▶ Description of the task
Reproduce the records below verbatim, starting from the first line and ending with the line containing "check-icon bbox=[219, 316, 235, 338]", including both of those lines.

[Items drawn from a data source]
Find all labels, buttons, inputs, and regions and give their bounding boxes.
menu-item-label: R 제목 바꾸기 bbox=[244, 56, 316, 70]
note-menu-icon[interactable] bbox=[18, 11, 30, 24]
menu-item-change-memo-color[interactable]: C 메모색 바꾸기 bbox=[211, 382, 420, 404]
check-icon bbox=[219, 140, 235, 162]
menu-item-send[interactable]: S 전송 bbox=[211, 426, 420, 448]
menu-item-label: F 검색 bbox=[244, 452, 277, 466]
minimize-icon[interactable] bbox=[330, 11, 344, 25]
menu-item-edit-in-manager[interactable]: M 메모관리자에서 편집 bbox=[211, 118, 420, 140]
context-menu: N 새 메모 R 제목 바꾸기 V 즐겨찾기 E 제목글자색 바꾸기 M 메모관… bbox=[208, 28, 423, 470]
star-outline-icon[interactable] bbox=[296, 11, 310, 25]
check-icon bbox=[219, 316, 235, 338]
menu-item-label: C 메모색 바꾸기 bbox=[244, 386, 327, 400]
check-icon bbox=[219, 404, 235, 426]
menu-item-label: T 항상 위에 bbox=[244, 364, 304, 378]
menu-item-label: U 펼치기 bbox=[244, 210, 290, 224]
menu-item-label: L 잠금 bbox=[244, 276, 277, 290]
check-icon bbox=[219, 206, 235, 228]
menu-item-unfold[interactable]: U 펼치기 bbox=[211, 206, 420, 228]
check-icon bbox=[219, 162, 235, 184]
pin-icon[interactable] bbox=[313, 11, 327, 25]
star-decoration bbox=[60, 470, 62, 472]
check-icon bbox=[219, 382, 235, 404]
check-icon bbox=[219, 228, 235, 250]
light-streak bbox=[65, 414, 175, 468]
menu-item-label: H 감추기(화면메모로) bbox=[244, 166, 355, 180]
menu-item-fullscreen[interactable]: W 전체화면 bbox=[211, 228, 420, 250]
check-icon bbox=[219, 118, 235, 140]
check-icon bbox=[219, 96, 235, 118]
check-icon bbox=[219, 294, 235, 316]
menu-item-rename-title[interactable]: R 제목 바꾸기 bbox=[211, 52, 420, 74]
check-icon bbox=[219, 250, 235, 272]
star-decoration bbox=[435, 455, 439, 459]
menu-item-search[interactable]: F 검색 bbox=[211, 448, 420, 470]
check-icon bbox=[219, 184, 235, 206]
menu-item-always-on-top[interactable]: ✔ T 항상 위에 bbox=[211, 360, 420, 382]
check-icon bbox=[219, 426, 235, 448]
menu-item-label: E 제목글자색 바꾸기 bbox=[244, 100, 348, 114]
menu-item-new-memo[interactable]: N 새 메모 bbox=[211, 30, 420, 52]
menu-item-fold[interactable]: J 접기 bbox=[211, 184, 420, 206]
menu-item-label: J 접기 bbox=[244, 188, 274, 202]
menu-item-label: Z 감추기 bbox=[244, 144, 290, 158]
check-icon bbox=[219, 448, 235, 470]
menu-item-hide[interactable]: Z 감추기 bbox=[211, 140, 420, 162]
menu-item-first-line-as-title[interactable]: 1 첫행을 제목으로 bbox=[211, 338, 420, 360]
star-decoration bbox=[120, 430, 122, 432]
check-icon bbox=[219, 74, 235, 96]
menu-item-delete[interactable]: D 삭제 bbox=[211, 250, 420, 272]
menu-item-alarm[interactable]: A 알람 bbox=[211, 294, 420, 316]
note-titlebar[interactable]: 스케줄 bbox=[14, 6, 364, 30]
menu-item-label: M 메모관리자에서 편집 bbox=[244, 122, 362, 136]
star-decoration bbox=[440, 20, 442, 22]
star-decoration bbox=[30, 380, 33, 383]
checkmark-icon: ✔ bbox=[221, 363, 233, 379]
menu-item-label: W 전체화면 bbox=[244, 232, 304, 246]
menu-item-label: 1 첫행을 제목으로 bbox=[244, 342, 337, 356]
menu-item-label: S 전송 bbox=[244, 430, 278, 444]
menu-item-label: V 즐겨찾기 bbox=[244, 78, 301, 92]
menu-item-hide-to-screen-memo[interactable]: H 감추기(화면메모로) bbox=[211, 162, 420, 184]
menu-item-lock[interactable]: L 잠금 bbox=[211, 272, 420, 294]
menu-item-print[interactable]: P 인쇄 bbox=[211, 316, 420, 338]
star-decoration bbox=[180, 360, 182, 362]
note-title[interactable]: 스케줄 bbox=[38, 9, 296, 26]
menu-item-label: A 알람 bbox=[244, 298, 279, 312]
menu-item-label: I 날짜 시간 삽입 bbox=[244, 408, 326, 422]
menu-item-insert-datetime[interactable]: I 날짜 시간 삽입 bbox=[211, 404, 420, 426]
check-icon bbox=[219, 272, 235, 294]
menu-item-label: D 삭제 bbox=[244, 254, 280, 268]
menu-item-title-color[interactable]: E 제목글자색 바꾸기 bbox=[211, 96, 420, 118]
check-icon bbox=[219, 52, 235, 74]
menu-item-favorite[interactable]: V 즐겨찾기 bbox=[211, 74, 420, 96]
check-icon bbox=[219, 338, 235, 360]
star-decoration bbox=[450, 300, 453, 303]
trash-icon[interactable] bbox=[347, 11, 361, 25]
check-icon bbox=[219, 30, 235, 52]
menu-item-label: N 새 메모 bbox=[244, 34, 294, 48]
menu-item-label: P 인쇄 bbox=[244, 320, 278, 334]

▶ Answer to the problem
Find all labels, buttons, inputs, and regions and give their bounding boxes.
menu-item-label: R 제목 바꾸기 bbox=[244, 56, 316, 70]
note-menu-icon[interactable] bbox=[18, 11, 30, 24]
menu-item-change-memo-color[interactable]: C 메모색 바꾸기 bbox=[211, 382, 420, 404]
check-icon bbox=[219, 140, 235, 162]
menu-item-send[interactable]: S 전송 bbox=[211, 426, 420, 448]
menu-item-label: F 검색 bbox=[244, 452, 277, 466]
minimize-icon[interactable] bbox=[330, 11, 344, 25]
menu-item-edit-in-manager[interactable]: M 메모관리자에서 편집 bbox=[211, 118, 420, 140]
context-menu: N 새 메모 R 제목 바꾸기 V 즐겨찾기 E 제목글자색 바꾸기 M 메모관… bbox=[208, 28, 423, 470]
star-outline-icon[interactable] bbox=[296, 11, 310, 25]
check-icon bbox=[219, 316, 235, 338]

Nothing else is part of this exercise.